- The data
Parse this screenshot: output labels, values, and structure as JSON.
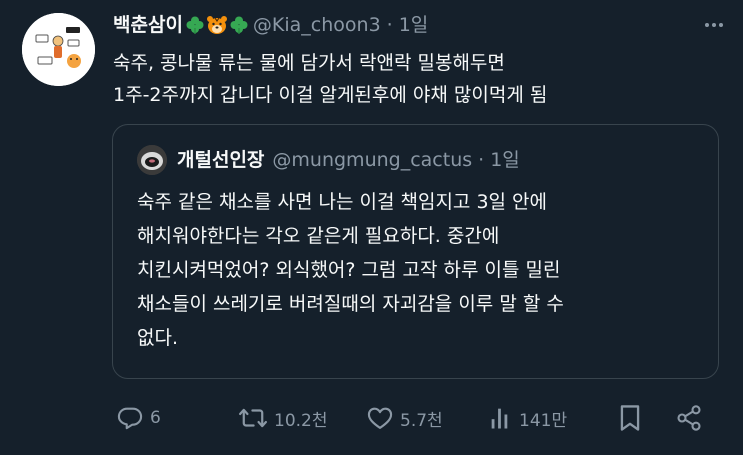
{
  "tweet": {
    "display_name": "백춘삼이",
    "name_emojis": [
      "clover-emoji",
      "tiger-emoji",
      "clover-emoji"
    ],
    "handle": "@Kia_choon3",
    "separator": "·",
    "time": "1일",
    "lines": [
      "숙주, 콩나물 류는 물에 담가서 락앤락 밀봉해두면",
      "1주-2주까지 갑니다 이걸 알게된후에 야채 많이먹게 됨"
    ]
  },
  "quote": {
    "display_name": "개털선인장",
    "handle": "@mungmung_cactus",
    "separator": "·",
    "time": "1일",
    "lines": [
      "숙주 같은 채소를 사면 나는 이걸 책임지고 3일 안에",
      "해치워야한다는 각오 같은게 필요하다. 중간에",
      "치킨시켜먹었어? 외식했어? 그럼 고작 하루 이틀 밀린",
      "채소들이 쓰레기로 버려질때의 자괴감을 이루 말 할 수",
      "없다."
    ]
  },
  "actions": {
    "replies": "6",
    "retweets": "10.2천",
    "likes": "5.7천",
    "views": "141만"
  },
  "colors": {
    "background": "#15202b",
    "text": "#f7f9f9",
    "muted": "#8b98a5",
    "border": "#38444d",
    "clover": "#36a853",
    "tiger": "#f4900c"
  },
  "icons": [
    "more-icon",
    "reply-icon",
    "retweet-icon",
    "like-icon",
    "views-icon",
    "bookmark-icon",
    "share-icon"
  ]
}
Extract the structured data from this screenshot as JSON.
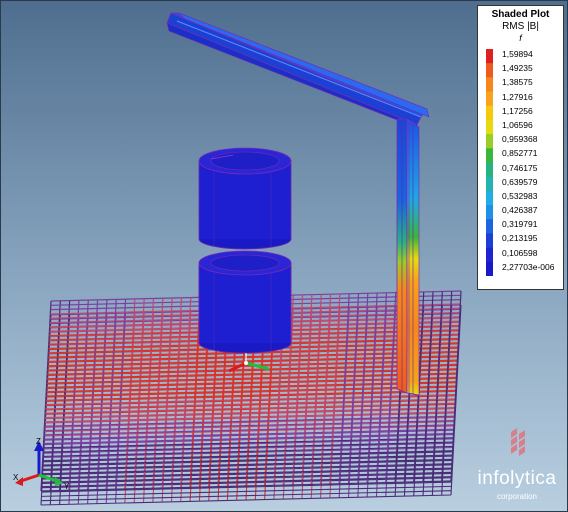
{
  "legend": {
    "title": "Shaded Plot",
    "quantity": "RMS |B|",
    "variable": "f",
    "values": [
      "1,59894",
      "1,49235",
      "1,38575",
      "1,27916",
      "1,17256",
      "1,06596",
      "0,959368",
      "0,852771",
      "0,746175",
      "0,639579",
      "0,532983",
      "0,426387",
      "0,319791",
      "0,213195",
      "0,106598",
      "2,27703e-006"
    ],
    "colors": [
      "#e02020",
      "#f05a1e",
      "#f7871c",
      "#f9a21b",
      "#f6c80e",
      "#e4dc11",
      "#9acd25",
      "#3cb53c",
      "#27b37f",
      "#25b3b2",
      "#21aee0",
      "#1e90e8",
      "#1c64e0",
      "#1d3fd6",
      "#1f24d0",
      "#1a19c8"
    ]
  },
  "axis_triad": {
    "x": "X",
    "y": "Y",
    "z": "Z"
  },
  "logo": {
    "name": "infolytica",
    "sub": "corporation"
  }
}
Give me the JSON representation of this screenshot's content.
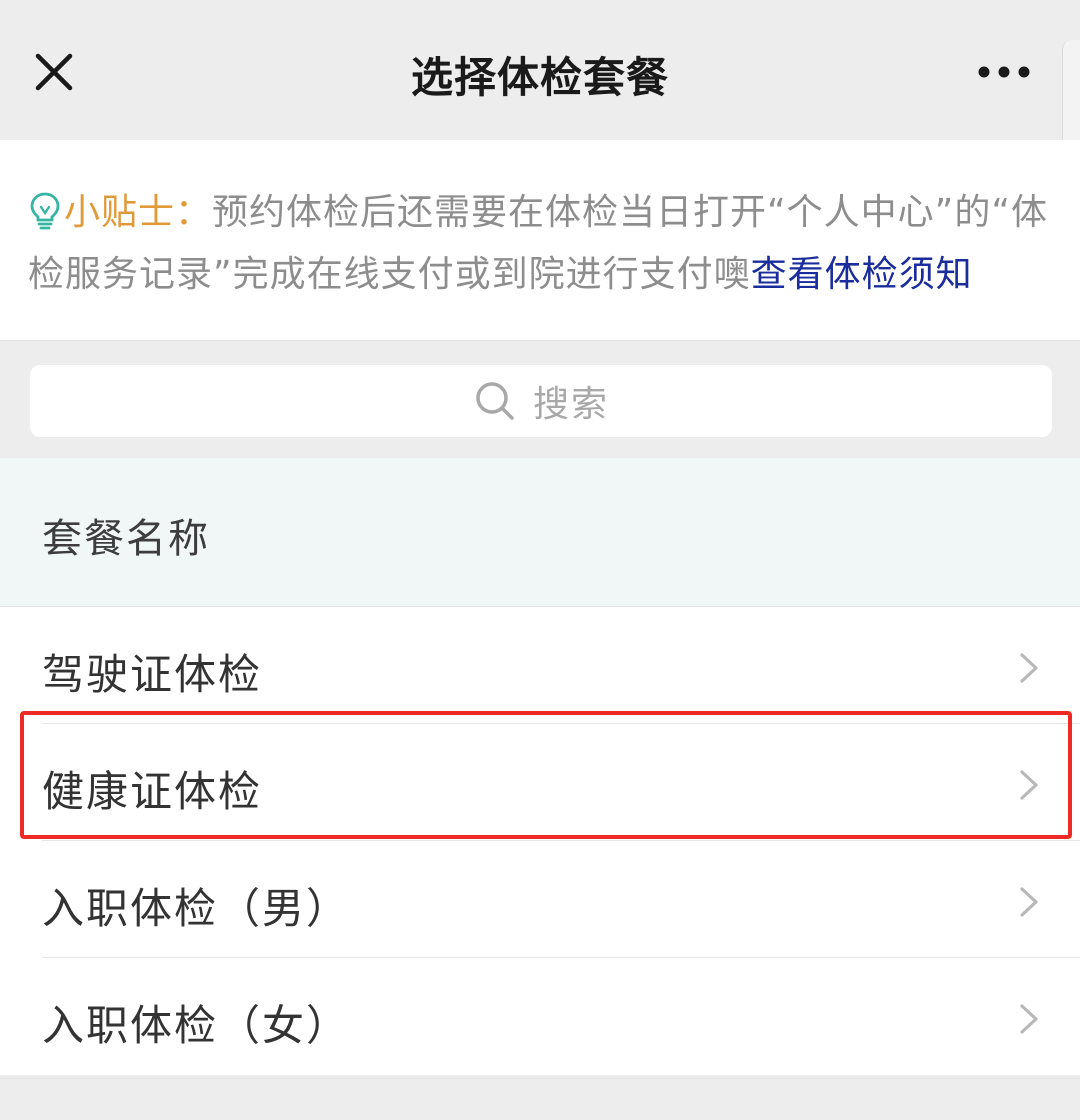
{
  "navbar": {
    "title": "选择体检套餐",
    "close_icon": "close-icon",
    "more_icon": "more-dots-icon"
  },
  "tip": {
    "icon": "lightbulb-icon",
    "label": "小贴士：",
    "body": "预约体检后还需要在体检当日打开“个人中心”的“体检服务记录”完成在线支付或到院进行支付噢",
    "link": "查看体检须知",
    "colors": {
      "label": "#e09a3a",
      "link": "#1b2c9c",
      "icon": "#35b5a4"
    }
  },
  "search": {
    "placeholder": "搜索",
    "icon": "search-icon"
  },
  "package_list": {
    "header": "套餐名称",
    "items": [
      {
        "label": "驾驶证体检"
      },
      {
        "label": "健康证体检",
        "highlighted": true
      },
      {
        "label": "入职体检（男）"
      },
      {
        "label": "入职体检（女）"
      }
    ],
    "item_icon": "chevron-right-icon",
    "highlight_color": "#ee2a26"
  }
}
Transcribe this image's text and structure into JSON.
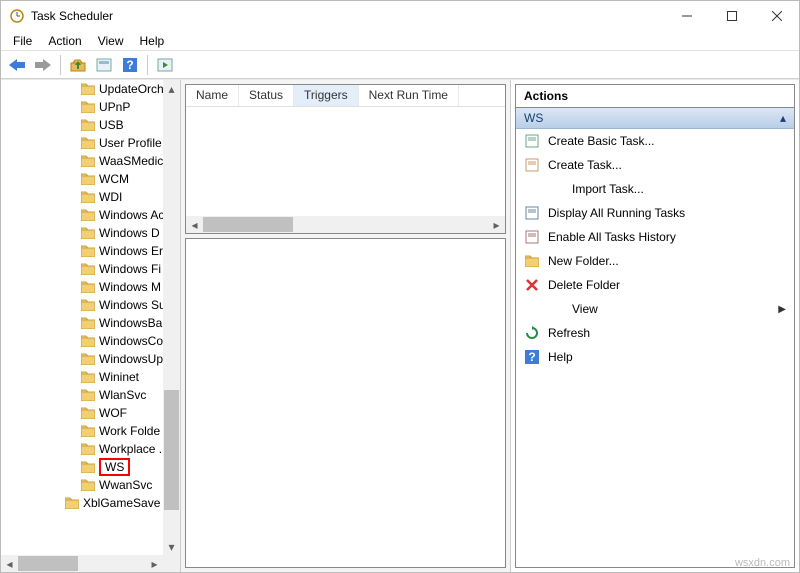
{
  "window": {
    "title": "Task Scheduler"
  },
  "menubar": [
    "File",
    "Action",
    "View",
    "Help"
  ],
  "tree": [
    {
      "label": "UpdateOrch",
      "level": 1
    },
    {
      "label": "UPnP",
      "level": 1
    },
    {
      "label": "USB",
      "level": 1
    },
    {
      "label": "User Profile",
      "level": 1
    },
    {
      "label": "WaaSMedic",
      "level": 1
    },
    {
      "label": "WCM",
      "level": 1
    },
    {
      "label": "WDI",
      "level": 1
    },
    {
      "label": "Windows Ac",
      "level": 1
    },
    {
      "label": "Windows D",
      "level": 1
    },
    {
      "label": "Windows Er",
      "level": 1
    },
    {
      "label": "Windows Fi",
      "level": 1
    },
    {
      "label": "Windows M",
      "level": 1
    },
    {
      "label": "Windows Su",
      "level": 1
    },
    {
      "label": "WindowsBa",
      "level": 1
    },
    {
      "label": "WindowsCo",
      "level": 1
    },
    {
      "label": "WindowsUp",
      "level": 1
    },
    {
      "label": "Wininet",
      "level": 1
    },
    {
      "label": "WlanSvc",
      "level": 1
    },
    {
      "label": "WOF",
      "level": 1
    },
    {
      "label": "Work Folde",
      "level": 1
    },
    {
      "label": "Workplace .",
      "level": 1
    },
    {
      "label": "WS",
      "level": 1,
      "selected": true
    },
    {
      "label": "WwanSvc",
      "level": 1
    },
    {
      "label": "XblGameSave",
      "level": 2
    }
  ],
  "columns": [
    {
      "label": "Name",
      "selected": false
    },
    {
      "label": "Status",
      "selected": false
    },
    {
      "label": "Triggers",
      "selected": true
    },
    {
      "label": "Next Run Time",
      "selected": false
    }
  ],
  "actions": {
    "header": "Actions",
    "section": "WS",
    "items": [
      {
        "icon": "create-basic-icon",
        "label": "Create Basic Task...",
        "color": "#6a8"
      },
      {
        "icon": "create-task-icon",
        "label": "Create Task...",
        "color": "#c96"
      },
      {
        "icon": "import-icon",
        "label": "Import Task...",
        "indent": true
      },
      {
        "icon": "display-running-icon",
        "label": "Display All Running Tasks",
        "color": "#68a"
      },
      {
        "icon": "enable-history-icon",
        "label": "Enable All Tasks History",
        "color": "#a77"
      },
      {
        "icon": "new-folder-icon",
        "label": "New Folder...",
        "color": "#e9b95a"
      },
      {
        "icon": "delete-folder-icon",
        "label": "Delete Folder",
        "color": "#d33",
        "bold": true
      },
      {
        "icon": "view-icon",
        "label": "View",
        "indent": true,
        "submenu": true
      },
      {
        "icon": "refresh-icon",
        "label": "Refresh",
        "color": "#2a8"
      },
      {
        "icon": "help-icon",
        "label": "Help",
        "color": "#36c"
      }
    ]
  },
  "watermark": "wsxdn.com"
}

- Written task
Copy every line in the entries above that has the string "screenshot" in it.

- Result for this task
Parse this screenshot: output labels, values, and structure as JSON.
Extract the structured data from this screenshot as JSON.
Give me the JSON representation of this screenshot's content.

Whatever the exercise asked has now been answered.